**Records supplied**
┌──
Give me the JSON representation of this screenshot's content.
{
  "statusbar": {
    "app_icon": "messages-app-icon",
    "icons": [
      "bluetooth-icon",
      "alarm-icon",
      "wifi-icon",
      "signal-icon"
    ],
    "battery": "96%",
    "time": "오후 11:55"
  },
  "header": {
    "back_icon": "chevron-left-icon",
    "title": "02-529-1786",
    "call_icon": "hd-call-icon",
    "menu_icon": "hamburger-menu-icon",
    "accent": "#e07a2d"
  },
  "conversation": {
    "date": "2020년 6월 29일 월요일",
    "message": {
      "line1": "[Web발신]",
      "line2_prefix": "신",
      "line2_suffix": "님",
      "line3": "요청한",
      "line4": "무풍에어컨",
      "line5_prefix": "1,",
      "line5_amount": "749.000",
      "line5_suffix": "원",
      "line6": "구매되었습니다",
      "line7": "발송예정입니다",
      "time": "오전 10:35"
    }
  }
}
└──
**What you should do**
Write the whole listing out again. Keep every line exactly as it is.

**Exercise response**
Give me the JSON representation of this screenshot's content.
{
  "statusbar": {
    "app_icon": "messages-app-icon",
    "icons": [
      "bluetooth-icon",
      "alarm-icon",
      "wifi-icon",
      "signal-icon"
    ],
    "battery": "96%",
    "time": "오후 11:55"
  },
  "header": {
    "back_icon": "chevron-left-icon",
    "title": "02-529-1786",
    "call_icon": "hd-call-icon",
    "menu_icon": "hamburger-menu-icon",
    "accent": "#e07a2d"
  },
  "conversation": {
    "date": "2020년 6월 29일 월요일",
    "message": {
      "line1": "[Web발신]",
      "line2_prefix": "신",
      "line2_suffix": "님",
      "line3": "요청한",
      "line4": "무풍에어컨",
      "line5_prefix": "1,",
      "line5_amount": "749.000",
      "line5_suffix": "원",
      "line6": "구매되었습니다",
      "line7": "발송예정입니다",
      "time": "오전 10:35"
    }
  }
}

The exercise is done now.